### WHAT IS BEING ASKED
Set down the material once more, exactly as it appears.

### Data records

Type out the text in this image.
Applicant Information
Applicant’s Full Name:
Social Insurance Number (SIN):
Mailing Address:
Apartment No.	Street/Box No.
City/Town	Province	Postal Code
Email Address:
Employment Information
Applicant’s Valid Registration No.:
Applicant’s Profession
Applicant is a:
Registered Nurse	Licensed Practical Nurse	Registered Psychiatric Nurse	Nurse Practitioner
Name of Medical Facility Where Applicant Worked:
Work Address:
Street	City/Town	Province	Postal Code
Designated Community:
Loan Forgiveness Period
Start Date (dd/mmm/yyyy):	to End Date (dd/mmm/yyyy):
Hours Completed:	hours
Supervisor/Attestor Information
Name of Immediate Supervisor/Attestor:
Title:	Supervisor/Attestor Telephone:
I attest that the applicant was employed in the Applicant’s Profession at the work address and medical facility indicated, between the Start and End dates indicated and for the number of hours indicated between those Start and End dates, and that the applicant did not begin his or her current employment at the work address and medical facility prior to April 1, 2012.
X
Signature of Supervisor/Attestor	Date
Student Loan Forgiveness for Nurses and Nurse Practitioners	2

### THE OUTPUT
Type out the text in this image.
Applicant Information
Applicant’s Full Name:
Social Insurance Number (SIN):
Mailing Address:
Apartment No.	Street/Box No.
City/Town	Province	Postal Code
Email Address:
Employment Information
Applicant’s Valid Registration No.:
Applicant’s Profession
Applicant is a:
Registered Nurse	Licensed Practical Nurse	Registered Psychiatric Nurse	Nurse Practitioner
Name of Medical Facility Where Applicant Worked:
Work Address:
Street	City/Town	Province	Postal Code
Designated Community:
Loan Forgiveness Period
Start Date (dd/mmm/yyyy):	to End Date (dd/mmm/yyyy):
Hours Completed:	hours
Supervisor/Attestor Information
Name of Immediate Supervisor/Attestor:
Title:	Supervisor/Attestor Telephone:
I attest that the applicant was employed in the Applicant’s Profession at the work address and medical facility indicated, between the Start and End dates indicated and for the number of hours indicated between those Start and End dates, and that the applicant did not begin his or her current employment at the work address and medical facility prior to April 1, 2012.
X
Signature of Supervisor/Attestor	Date
Student Loan Forgiveness for Nurses and Nurse Practitioners	2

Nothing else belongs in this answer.